§ **WRITTEN INSTRUCTION**
Quote every line below exactly and skip any picture.

Stored dataset items
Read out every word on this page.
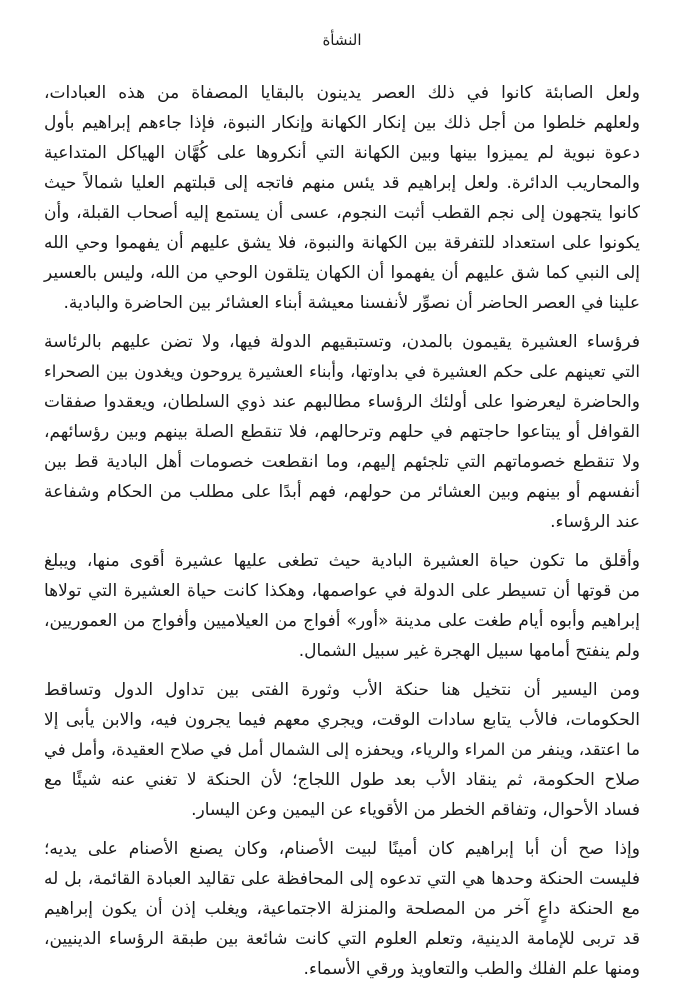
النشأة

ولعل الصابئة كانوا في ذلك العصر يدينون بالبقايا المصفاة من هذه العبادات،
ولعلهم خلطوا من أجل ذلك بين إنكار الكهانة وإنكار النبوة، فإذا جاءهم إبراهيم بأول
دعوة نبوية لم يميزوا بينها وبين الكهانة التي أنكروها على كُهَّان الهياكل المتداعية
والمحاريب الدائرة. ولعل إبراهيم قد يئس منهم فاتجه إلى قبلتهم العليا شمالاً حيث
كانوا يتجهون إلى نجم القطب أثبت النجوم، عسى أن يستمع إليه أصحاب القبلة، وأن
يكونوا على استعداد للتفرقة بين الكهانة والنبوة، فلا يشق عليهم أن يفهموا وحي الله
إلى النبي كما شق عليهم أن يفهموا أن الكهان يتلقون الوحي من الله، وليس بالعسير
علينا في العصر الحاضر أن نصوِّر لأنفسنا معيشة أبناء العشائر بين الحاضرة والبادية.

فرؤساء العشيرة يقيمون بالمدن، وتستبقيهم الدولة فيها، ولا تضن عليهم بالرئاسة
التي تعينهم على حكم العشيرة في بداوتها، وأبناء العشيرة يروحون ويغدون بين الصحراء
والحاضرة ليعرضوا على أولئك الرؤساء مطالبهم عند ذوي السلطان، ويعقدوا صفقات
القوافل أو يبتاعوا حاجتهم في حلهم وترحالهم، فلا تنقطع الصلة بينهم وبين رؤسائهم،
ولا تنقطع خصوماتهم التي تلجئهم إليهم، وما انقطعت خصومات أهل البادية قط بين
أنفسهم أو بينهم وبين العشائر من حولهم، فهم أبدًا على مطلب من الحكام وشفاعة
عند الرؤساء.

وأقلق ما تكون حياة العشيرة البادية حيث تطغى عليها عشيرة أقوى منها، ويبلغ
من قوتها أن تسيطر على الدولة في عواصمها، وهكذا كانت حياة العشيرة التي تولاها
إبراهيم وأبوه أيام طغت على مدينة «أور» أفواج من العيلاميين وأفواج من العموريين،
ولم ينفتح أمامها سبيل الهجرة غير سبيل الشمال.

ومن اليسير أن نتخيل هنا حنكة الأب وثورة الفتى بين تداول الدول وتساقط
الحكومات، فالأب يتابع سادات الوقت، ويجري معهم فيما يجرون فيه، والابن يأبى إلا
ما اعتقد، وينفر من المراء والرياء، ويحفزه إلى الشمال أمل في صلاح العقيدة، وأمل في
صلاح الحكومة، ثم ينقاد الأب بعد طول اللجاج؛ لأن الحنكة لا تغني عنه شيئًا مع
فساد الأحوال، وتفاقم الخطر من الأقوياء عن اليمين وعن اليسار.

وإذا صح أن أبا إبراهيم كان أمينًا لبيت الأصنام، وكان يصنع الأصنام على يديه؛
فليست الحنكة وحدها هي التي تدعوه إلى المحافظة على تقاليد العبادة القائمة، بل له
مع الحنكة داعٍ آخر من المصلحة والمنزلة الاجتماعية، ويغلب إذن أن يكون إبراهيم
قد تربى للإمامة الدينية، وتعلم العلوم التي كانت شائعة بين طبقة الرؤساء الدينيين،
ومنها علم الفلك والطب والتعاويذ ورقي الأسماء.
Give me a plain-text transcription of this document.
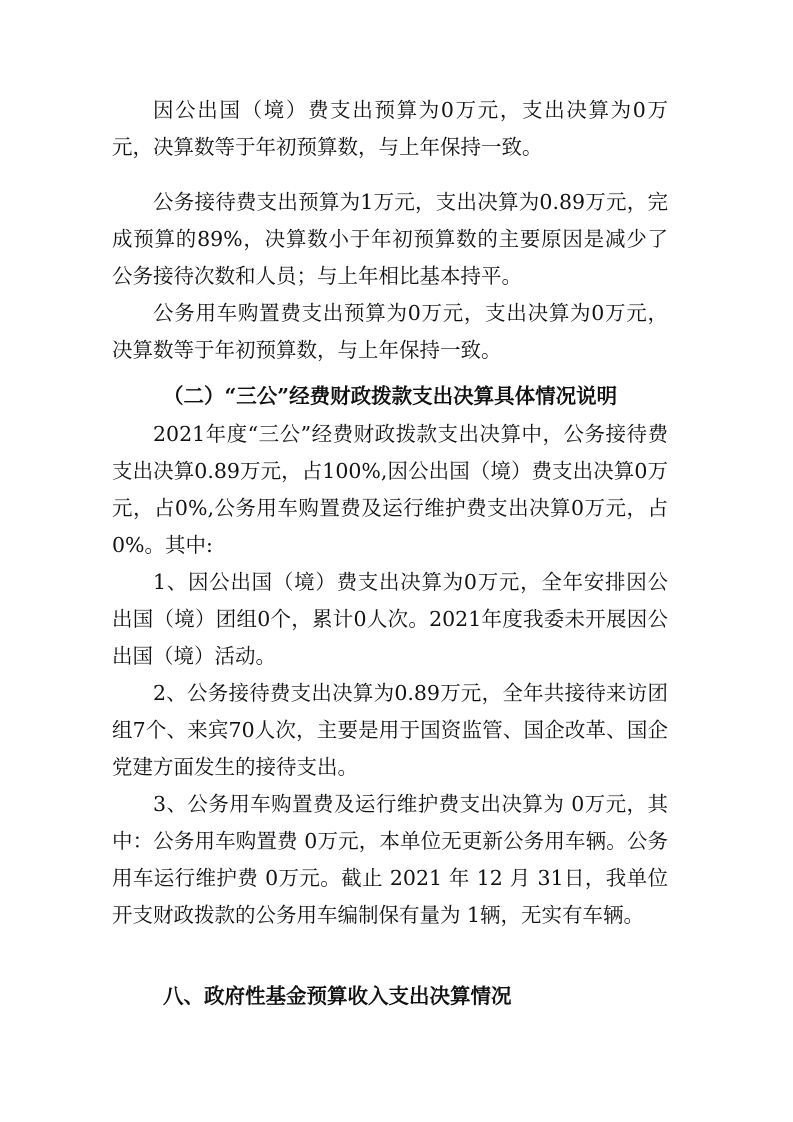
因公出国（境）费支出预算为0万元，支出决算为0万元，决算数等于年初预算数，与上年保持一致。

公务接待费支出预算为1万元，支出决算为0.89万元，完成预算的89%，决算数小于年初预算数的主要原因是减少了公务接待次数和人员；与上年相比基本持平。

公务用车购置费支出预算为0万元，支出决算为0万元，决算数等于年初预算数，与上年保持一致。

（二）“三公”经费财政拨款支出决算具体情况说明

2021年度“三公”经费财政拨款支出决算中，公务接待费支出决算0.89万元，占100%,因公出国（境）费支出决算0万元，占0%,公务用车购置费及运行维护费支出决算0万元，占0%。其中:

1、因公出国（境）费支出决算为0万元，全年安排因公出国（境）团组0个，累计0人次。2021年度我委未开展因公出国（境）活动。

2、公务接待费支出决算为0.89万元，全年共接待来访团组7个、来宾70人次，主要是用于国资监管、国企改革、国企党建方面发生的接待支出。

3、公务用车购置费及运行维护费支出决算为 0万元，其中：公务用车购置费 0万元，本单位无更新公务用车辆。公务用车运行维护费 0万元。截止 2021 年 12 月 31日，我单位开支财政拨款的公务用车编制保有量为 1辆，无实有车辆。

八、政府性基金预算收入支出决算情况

§ **FULL ANSWER**
Read out every word on this page.
النشأة

ولعل الصابئة كانوا في ذلك العصر يدينون بالبقايا المصفاة من هذه العبادات،
ولعلهم خلطوا من أجل ذلك بين إنكار الكهانة وإنكار النبوة، فإذا جاءهم إبراهيم بأول
دعوة نبوية لم يميزوا بينها وبين الكهانة التي أنكروها على كُهَّان الهياكل المتداعية
والمحاريب الدائرة. ولعل إبراهيم قد يئس منهم فاتجه إلى قبلتهم العليا شمالاً حيث
كانوا يتجهون إلى نجم القطب أثبت النجوم، عسى أن يستمع إليه أصحاب القبلة، وأن
يكونوا على استعداد للتفرقة بين الكهانة والنبوة، فلا يشق عليهم أن يفهموا وحي الله
إلى النبي كما شق عليهم أن يفهموا أن الكهان يتلقون الوحي من الله، وليس بالعسير
علينا في العصر الحاضر أن نصوِّر لأنفسنا معيشة أبناء العشائر بين الحاضرة والبادية.

فرؤساء العشيرة يقيمون بالمدن، وتستبقيهم الدولة فيها، ولا تضن عليهم بالرئاسة
التي تعينهم على حكم العشيرة في بداوتها، وأبناء العشيرة يروحون ويغدون بين الصحراء
والحاضرة ليعرضوا على أولئك الرؤساء مطالبهم عند ذوي السلطان، ويعقدوا صفقات
القوافل أو يبتاعوا حاجتهم في حلهم وترحالهم، فلا تنقطع الصلة بينهم وبين رؤسائهم،
ولا تنقطع خصوماتهم التي تلجئهم إليهم، وما انقطعت خصومات أهل البادية قط بين
أنفسهم أو بينهم وبين العشائر من حولهم، فهم أبدًا على مطلب من الحكام وشفاعة
عند الرؤساء.

وأقلق ما تكون حياة العشيرة البادية حيث تطغى عليها عشيرة أقوى منها، ويبلغ
من قوتها أن تسيطر على الدولة في عواصمها، وهكذا كانت حياة العشيرة التي تولاها
إبراهيم وأبوه أيام طغت على مدينة «أور» أفواج من العيلاميين وأفواج من العموريين،
ولم ينفتح أمامها سبيل الهجرة غير سبيل الشمال.

ومن اليسير أن نتخيل هنا حنكة الأب وثورة الفتى بين تداول الدول وتساقط
الحكومات، فالأب يتابع سادات الوقت، ويجري معهم فيما يجرون فيه، والابن يأبى إلا
ما اعتقد، وينفر من المراء والرياء، ويحفزه إلى الشمال أمل في صلاح العقيدة، وأمل في
صلاح الحكومة، ثم ينقاد الأب بعد طول اللجاج؛ لأن الحنكة لا تغني عنه شيئًا مع
فساد الأحوال، وتفاقم الخطر من الأقوياء عن اليمين وعن اليسار.

وإذا صح أن أبا إبراهيم كان أمينًا لبيت الأصنام، وكان يصنع الأصنام على يديه؛
فليست الحنكة وحدها هي التي تدعوه إلى المحافظة على تقاليد العبادة القائمة، بل له
مع الحنكة داعٍ آخر من المصلحة والمنزلة الاجتماعية، ويغلب إذن أن يكون إبراهيم
قد تربى للإمامة الدينية، وتعلم العلوم التي كانت شائعة بين طبقة الرؤساء الدينيين،
ومنها علم الفلك والطب والتعاويذ ورقي الأسماء.
Give me a plain-text transcription of this document.
因公出国（境）费支出预算为0万元，支出决算为0万元，决算数等于年初预算数，与上年保持一致。

公务接待费支出预算为1万元，支出决算为0.89万元，完成预算的89%，决算数小于年初预算数的主要原因是减少了公务接待次数和人员；与上年相比基本持平。

公务用车购置费支出预算为0万元，支出决算为0万元，决算数等于年初预算数，与上年保持一致。

（二）“三公”经费财政拨款支出决算具体情况说明

2021年度“三公”经费财政拨款支出决算中，公务接待费支出决算0.89万元，占100%,因公出国（境）费支出决算0万元，占0%,公务用车购置费及运行维护费支出决算0万元，占0%。其中:

1、因公出国（境）费支出决算为0万元，全年安排因公出国（境）团组0个，累计0人次。2021年度我委未开展因公出国（境）活动。

2、公务接待费支出决算为0.89万元，全年共接待来访团组7个、来宾70人次，主要是用于国资监管、国企改革、国企党建方面发生的接待支出。

3、公务用车购置费及运行维护费支出决算为 0万元，其中：公务用车购置费 0万元，本单位无更新公务用车辆。公务用车运行维护费 0万元。截止 2021 年 12 月 31日，我单位开支财政拨款的公务用车编制保有量为 1辆，无实有车辆。

八、政府性基金预算收入支出决算情况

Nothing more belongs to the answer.